### WHAT IS REQUIRED
Pictures do not belong in the copy; restate the records below word for word.
★ ★ ★ ★ ★
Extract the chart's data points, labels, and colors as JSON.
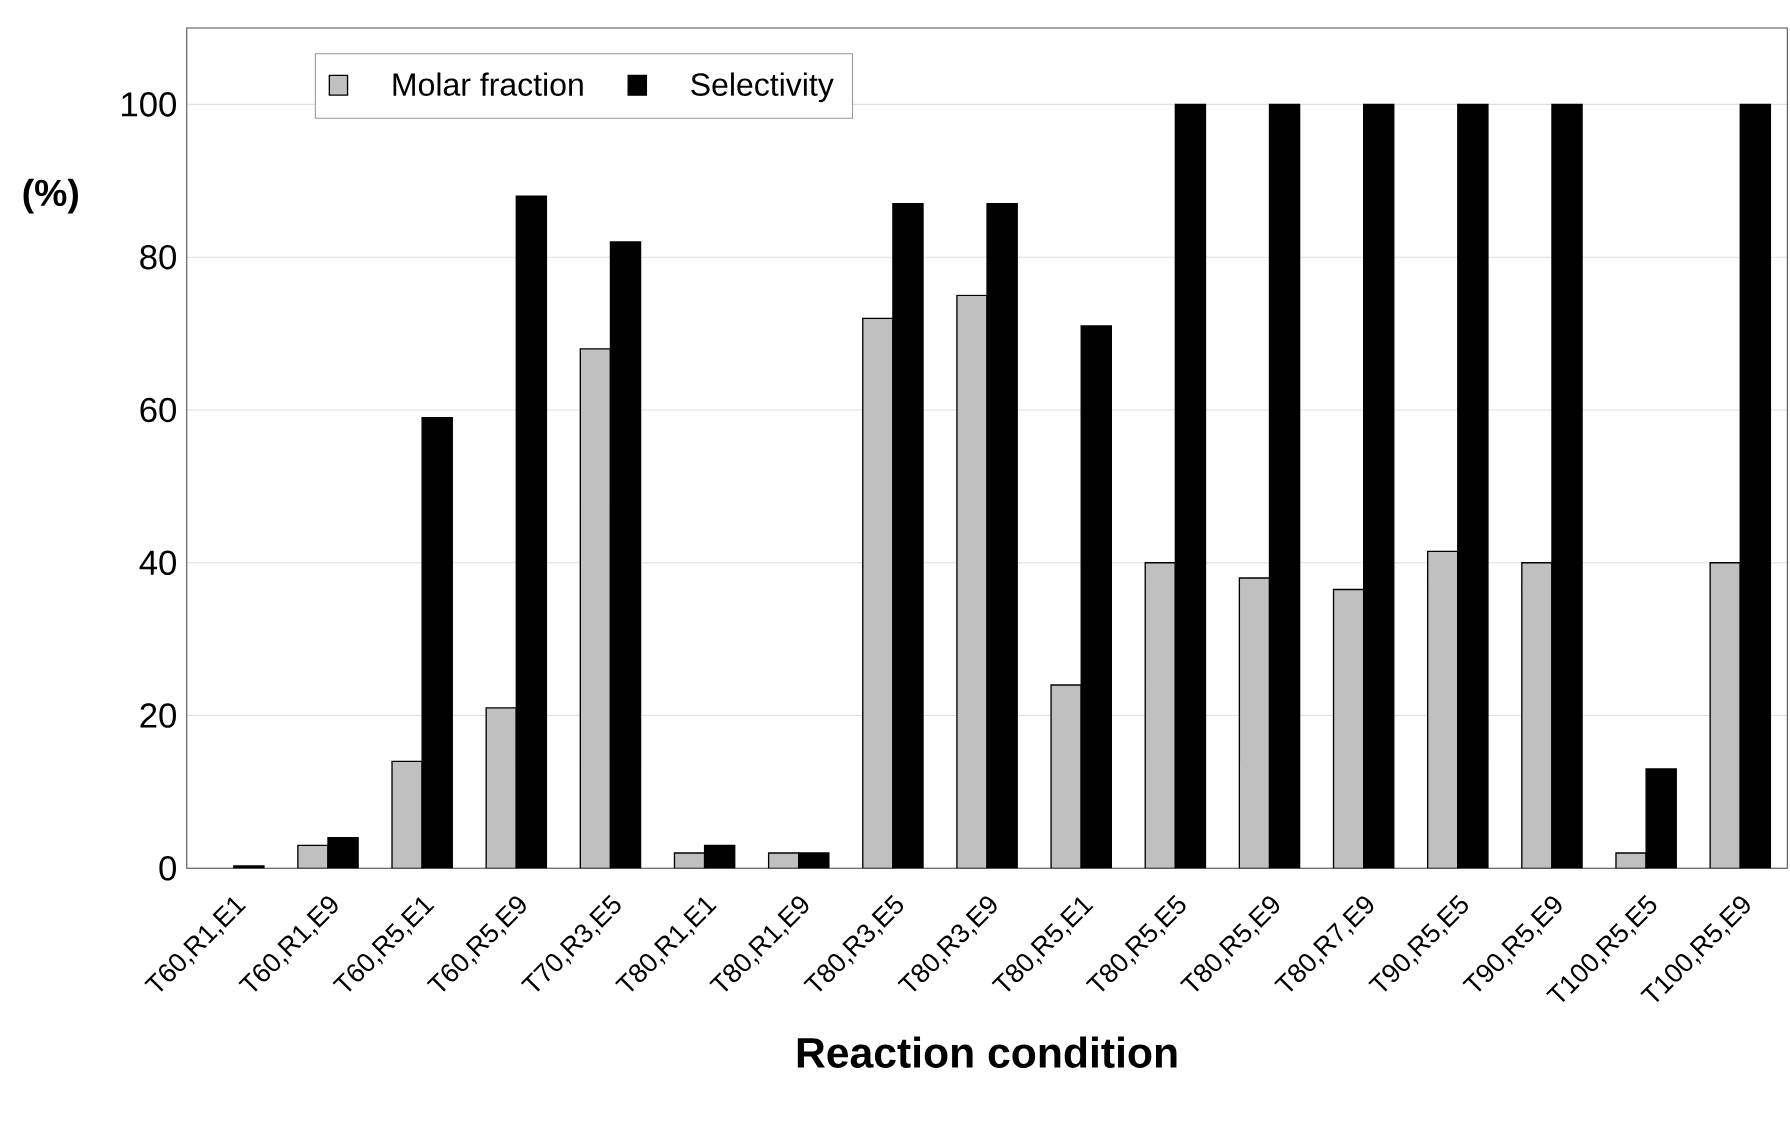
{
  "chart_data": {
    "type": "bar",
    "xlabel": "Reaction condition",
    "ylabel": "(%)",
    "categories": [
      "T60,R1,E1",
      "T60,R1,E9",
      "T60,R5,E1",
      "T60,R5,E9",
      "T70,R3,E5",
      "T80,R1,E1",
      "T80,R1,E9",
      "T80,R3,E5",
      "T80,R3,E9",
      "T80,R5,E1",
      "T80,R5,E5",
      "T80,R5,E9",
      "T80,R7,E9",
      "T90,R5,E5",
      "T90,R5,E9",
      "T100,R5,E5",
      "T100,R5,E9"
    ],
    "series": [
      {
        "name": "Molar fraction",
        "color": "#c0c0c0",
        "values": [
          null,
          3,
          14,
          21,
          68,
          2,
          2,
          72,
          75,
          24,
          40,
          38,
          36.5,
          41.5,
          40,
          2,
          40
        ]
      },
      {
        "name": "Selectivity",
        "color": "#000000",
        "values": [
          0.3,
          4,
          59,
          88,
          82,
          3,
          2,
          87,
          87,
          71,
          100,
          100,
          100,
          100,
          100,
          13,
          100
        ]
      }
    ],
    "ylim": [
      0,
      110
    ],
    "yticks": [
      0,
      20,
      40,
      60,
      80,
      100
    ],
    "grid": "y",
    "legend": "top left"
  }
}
★ ★ ★ ★ ★
### FINAL RESULT
Extract the chart's data points, labels, and colors as JSON.
{
  "chart_data": {
    "type": "bar",
    "xlabel": "Reaction condition",
    "ylabel": "(%)",
    "categories": [
      "T60,R1,E1",
      "T60,R1,E9",
      "T60,R5,E1",
      "T60,R5,E9",
      "T70,R3,E5",
      "T80,R1,E1",
      "T80,R1,E9",
      "T80,R3,E5",
      "T80,R3,E9",
      "T80,R5,E1",
      "T80,R5,E5",
      "T80,R5,E9",
      "T80,R7,E9",
      "T90,R5,E5",
      "T90,R5,E9",
      "T100,R5,E5",
      "T100,R5,E9"
    ],
    "series": [
      {
        "name": "Molar fraction",
        "color": "#c0c0c0",
        "values": [
          null,
          3,
          14,
          21,
          68,
          2,
          2,
          72,
          75,
          24,
          40,
          38,
          36.5,
          41.5,
          40,
          2,
          40
        ]
      },
      {
        "name": "Selectivity",
        "color": "#000000",
        "values": [
          0.3,
          4,
          59,
          88,
          82,
          3,
          2,
          87,
          87,
          71,
          100,
          100,
          100,
          100,
          100,
          13,
          100
        ]
      }
    ],
    "ylim": [
      0,
      110
    ],
    "yticks": [
      0,
      20,
      40,
      60,
      80,
      100
    ],
    "grid": "y",
    "legend": "top left"
  }
}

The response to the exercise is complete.